PROBLEM TO WORK ON:
Could you print all the entries exactly?

RECORD SET:
================
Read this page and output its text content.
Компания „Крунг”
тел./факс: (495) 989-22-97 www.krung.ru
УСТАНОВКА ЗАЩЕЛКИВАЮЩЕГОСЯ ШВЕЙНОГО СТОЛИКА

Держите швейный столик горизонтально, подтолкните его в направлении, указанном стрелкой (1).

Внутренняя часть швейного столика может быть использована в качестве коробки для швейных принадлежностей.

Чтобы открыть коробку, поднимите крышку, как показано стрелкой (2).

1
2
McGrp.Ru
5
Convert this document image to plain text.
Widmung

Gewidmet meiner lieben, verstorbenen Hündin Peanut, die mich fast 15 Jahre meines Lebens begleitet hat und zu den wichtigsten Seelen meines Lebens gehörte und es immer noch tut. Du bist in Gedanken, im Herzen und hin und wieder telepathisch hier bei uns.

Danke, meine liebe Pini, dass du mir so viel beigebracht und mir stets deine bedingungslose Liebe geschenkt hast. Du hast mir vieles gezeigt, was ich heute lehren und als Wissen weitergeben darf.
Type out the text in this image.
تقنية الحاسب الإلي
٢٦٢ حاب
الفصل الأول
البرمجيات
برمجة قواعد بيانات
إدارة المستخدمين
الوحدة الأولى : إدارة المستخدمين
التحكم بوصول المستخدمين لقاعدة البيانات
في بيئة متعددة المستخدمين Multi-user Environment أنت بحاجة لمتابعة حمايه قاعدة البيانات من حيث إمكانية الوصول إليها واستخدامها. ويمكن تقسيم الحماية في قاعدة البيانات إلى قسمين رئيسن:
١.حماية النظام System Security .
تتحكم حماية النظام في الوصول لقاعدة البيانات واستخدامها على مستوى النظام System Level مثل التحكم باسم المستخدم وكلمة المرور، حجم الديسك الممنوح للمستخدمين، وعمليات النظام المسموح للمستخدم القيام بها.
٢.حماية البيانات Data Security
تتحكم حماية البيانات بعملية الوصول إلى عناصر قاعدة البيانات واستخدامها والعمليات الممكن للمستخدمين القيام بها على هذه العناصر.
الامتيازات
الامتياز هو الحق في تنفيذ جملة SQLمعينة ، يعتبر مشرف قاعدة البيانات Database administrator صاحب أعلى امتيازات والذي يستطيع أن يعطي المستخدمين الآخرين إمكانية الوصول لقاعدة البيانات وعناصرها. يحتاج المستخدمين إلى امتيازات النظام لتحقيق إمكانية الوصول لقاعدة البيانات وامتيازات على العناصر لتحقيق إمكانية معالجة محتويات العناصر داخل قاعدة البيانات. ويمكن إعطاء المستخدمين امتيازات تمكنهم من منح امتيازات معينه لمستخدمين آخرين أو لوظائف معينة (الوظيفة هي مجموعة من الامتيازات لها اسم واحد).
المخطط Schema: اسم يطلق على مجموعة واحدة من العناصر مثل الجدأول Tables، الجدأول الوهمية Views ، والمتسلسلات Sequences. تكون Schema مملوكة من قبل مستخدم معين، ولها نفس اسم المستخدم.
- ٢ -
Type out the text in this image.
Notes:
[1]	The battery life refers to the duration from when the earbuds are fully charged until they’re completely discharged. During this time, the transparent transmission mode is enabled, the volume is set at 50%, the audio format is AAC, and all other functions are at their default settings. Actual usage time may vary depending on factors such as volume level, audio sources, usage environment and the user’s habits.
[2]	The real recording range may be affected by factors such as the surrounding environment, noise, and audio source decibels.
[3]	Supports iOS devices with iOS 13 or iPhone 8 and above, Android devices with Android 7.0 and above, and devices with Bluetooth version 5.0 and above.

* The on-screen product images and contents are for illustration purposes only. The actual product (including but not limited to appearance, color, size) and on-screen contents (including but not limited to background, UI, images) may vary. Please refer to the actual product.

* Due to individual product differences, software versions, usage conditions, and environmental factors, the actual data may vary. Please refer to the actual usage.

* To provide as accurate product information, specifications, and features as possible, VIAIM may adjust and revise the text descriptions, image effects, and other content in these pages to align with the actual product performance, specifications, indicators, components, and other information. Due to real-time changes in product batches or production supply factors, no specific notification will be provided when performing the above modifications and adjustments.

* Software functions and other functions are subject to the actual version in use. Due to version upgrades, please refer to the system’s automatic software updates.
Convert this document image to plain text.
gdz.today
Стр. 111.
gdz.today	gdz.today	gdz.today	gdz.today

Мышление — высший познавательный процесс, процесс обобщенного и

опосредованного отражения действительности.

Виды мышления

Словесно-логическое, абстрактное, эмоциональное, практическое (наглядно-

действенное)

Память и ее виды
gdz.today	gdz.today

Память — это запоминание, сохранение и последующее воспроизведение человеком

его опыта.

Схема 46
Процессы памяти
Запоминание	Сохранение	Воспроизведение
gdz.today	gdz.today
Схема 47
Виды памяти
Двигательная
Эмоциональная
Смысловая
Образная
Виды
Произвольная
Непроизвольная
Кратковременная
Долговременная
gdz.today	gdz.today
================
CORRECT RESULT:
Read this page and output its text content.
Компания „Крунг”
тел./факс: (495) 989-22-97 www.krung.ru
УСТАНОВКА ЗАЩЕЛКИВАЮЩЕГОСЯ ШВЕЙНОГО СТОЛИКА

Держите швейный столик горизонтально, подтолкните его в направлении, указанном стрелкой (1).

Внутренняя часть швейного столика может быть использована в качестве коробки для швейных принадлежностей.

Чтобы открыть коробку, поднимите крышку, как показано стрелкой (2).

1
2
McGrp.Ru
5
Convert this document image to plain text.
Widmung

Gewidmet meiner lieben, verstorbenen Hündin Peanut, die mich fast 15 Jahre meines Lebens begleitet hat und zu den wichtigsten Seelen meines Lebens gehörte und es immer noch tut. Du bist in Gedanken, im Herzen und hin und wieder telepathisch hier bei uns.

Danke, meine liebe Pini, dass du mir so viel beigebracht und mir stets deine bedingungslose Liebe geschenkt hast. Du hast mir vieles gezeigt, was ich heute lehren und als Wissen weitergeben darf.
Type out the text in this image.
تقنية الحاسب الإلي
٢٦٢ حاب
الفصل الأول
البرمجيات
برمجة قواعد بيانات
إدارة المستخدمين
الوحدة الأولى : إدارة المستخدمين
التحكم بوصول المستخدمين لقاعدة البيانات
في بيئة متعددة المستخدمين Multi-user Environment أنت بحاجة لمتابعة حمايه قاعدة البيانات من حيث إمكانية الوصول إليها واستخدامها. ويمكن تقسيم الحماية في قاعدة البيانات إلى قسمين رئيسن:
١.حماية النظام System Security .
تتحكم حماية النظام في الوصول لقاعدة البيانات واستخدامها على مستوى النظام System Level مثل التحكم باسم المستخدم وكلمة المرور، حجم الديسك الممنوح للمستخدمين، وعمليات النظام المسموح للمستخدم القيام بها.
٢.حماية البيانات Data Security
تتحكم حماية البيانات بعملية الوصول إلى عناصر قاعدة البيانات واستخدامها والعمليات الممكن للمستخدمين القيام بها على هذه العناصر.
الامتيازات
الامتياز هو الحق في تنفيذ جملة SQLمعينة ، يعتبر مشرف قاعدة البيانات Database administrator صاحب أعلى امتيازات والذي يستطيع أن يعطي المستخدمين الآخرين إمكانية الوصول لقاعدة البيانات وعناصرها. يحتاج المستخدمين إلى امتيازات النظام لتحقيق إمكانية الوصول لقاعدة البيانات وامتيازات على العناصر لتحقيق إمكانية معالجة محتويات العناصر داخل قاعدة البيانات. ويمكن إعطاء المستخدمين امتيازات تمكنهم من منح امتيازات معينه لمستخدمين آخرين أو لوظائف معينة (الوظيفة هي مجموعة من الامتيازات لها اسم واحد).
المخطط Schema: اسم يطلق على مجموعة واحدة من العناصر مثل الجدأول Tables، الجدأول الوهمية Views ، والمتسلسلات Sequences. تكون Schema مملوكة من قبل مستخدم معين، ولها نفس اسم المستخدم.
- ٢ -
Type out the text in this image.
Notes:
[1]	The battery life refers to the duration from when the earbuds are fully charged until they’re completely discharged. During this time, the transparent transmission mode is enabled, the volume is set at 50%, the audio format is AAC, and all other functions are at their default settings. Actual usage time may vary depending on factors such as volume level, audio sources, usage environment and the user’s habits.
[2]	The real recording range may be affected by factors such as the surrounding environment, noise, and audio source decibels.
[3]	Supports iOS devices with iOS 13 or iPhone 8 and above, Android devices with Android 7.0 and above, and devices with Bluetooth version 5.0 and above.

* The on-screen product images and contents are for illustration purposes only. The actual product (including but not limited to appearance, color, size) and on-screen contents (including but not limited to background, UI, images) may vary. Please refer to the actual product.

* Due to individual product differences, software versions, usage conditions, and environmental factors, the actual data may vary. Please refer to the actual usage.

* To provide as accurate product information, specifications, and features as possible, VIAIM may adjust and revise the text descriptions, image effects, and other content in these pages to align with the actual product performance, specifications, indicators, components, and other information. Due to real-time changes in product batches or production supply factors, no specific notification will be provided when performing the above modifications and adjustments.

* Software functions and other functions are subject to the actual version in use. Due to version upgrades, please refer to the system’s automatic software updates.
Convert this document image to plain text.
gdz.today
Стр. 111.
gdz.today	gdz.today	gdz.today	gdz.today

Мышление — высший познавательный процесс, процесс обобщенного и

опосредованного отражения действительности.

Виды мышления

Словесно-логическое, абстрактное, эмоциональное, практическое (наглядно-

действенное)

Память и ее виды
gdz.today	gdz.today

Память — это запоминание, сохранение и последующее воспроизведение человеком

его опыта.

Схема 46
Процессы памяти
Запоминание	Сохранение	Воспроизведение
gdz.today	gdz.today
Схема 47
Виды памяти
Двигательная
Эмоциональная
Смысловая
Образная
Виды
Произвольная
Непроизвольная
Кратковременная
Долговременная
gdz.today	gdz.today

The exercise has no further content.